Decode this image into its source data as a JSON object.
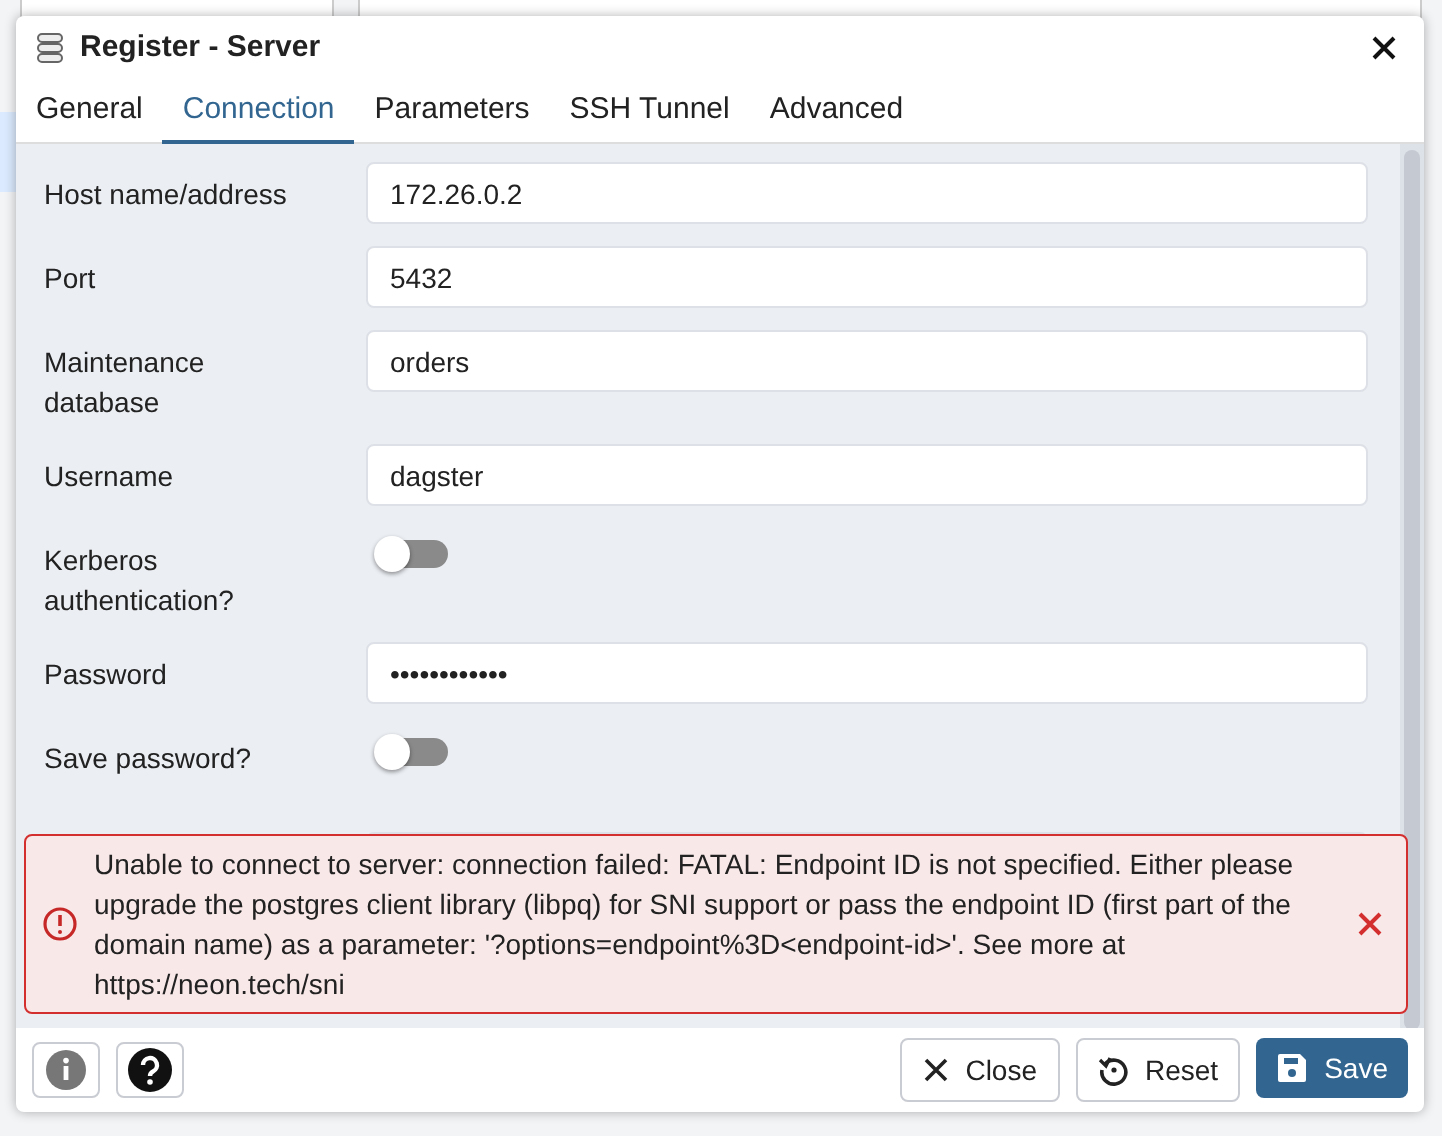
{
  "dialog": {
    "title": "Register - Server"
  },
  "tabs": [
    {
      "label": "General",
      "selected": false
    },
    {
      "label": "Connection",
      "selected": true
    },
    {
      "label": "Parameters",
      "selected": false
    },
    {
      "label": "SSH Tunnel",
      "selected": false
    },
    {
      "label": "Advanced",
      "selected": false
    }
  ],
  "fields": [
    {
      "kind": "text",
      "label": "Host name/address",
      "value": "172.26.0.2"
    },
    {
      "kind": "text",
      "label": "Port",
      "value": "5432"
    },
    {
      "kind": "text",
      "label": "Maintenance database",
      "value": "orders"
    },
    {
      "kind": "text",
      "label": "Username",
      "value": "dagster"
    },
    {
      "kind": "toggle",
      "label": "Kerberos authentication?",
      "on": false
    },
    {
      "kind": "text",
      "label": "Password",
      "value": "••••••••••••"
    },
    {
      "kind": "toggle",
      "label": "Save password?",
      "on": false
    },
    {
      "kind": "covered"
    }
  ],
  "error": {
    "message": "Unable to connect to server: connection failed: FATAL: Endpoint ID is not specified. Either please upgrade the postgres client library (libpq) for SNI support or pass the endpoint ID (first part of the domain name) as a parameter: '?options=endpoint%3D<endpoint-id>'. See more at https://neon.tech/sni"
  },
  "footer_tools": [
    {
      "kind": "info"
    },
    {
      "kind": "help"
    }
  ],
  "actions": [
    {
      "kind": "close",
      "label": "Close"
    },
    {
      "kind": "reset",
      "label": "Reset"
    },
    {
      "kind": "save",
      "label": "Save"
    }
  ]
}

-- Given instruction --
Every line that holds the word "value" should be extracted.

-- Answer to this exercise --
      "value": "172.26.0.2"
      "value": "5432"
      "value": "orders"
      "value": "dagster"
      "value": "••••••••••••"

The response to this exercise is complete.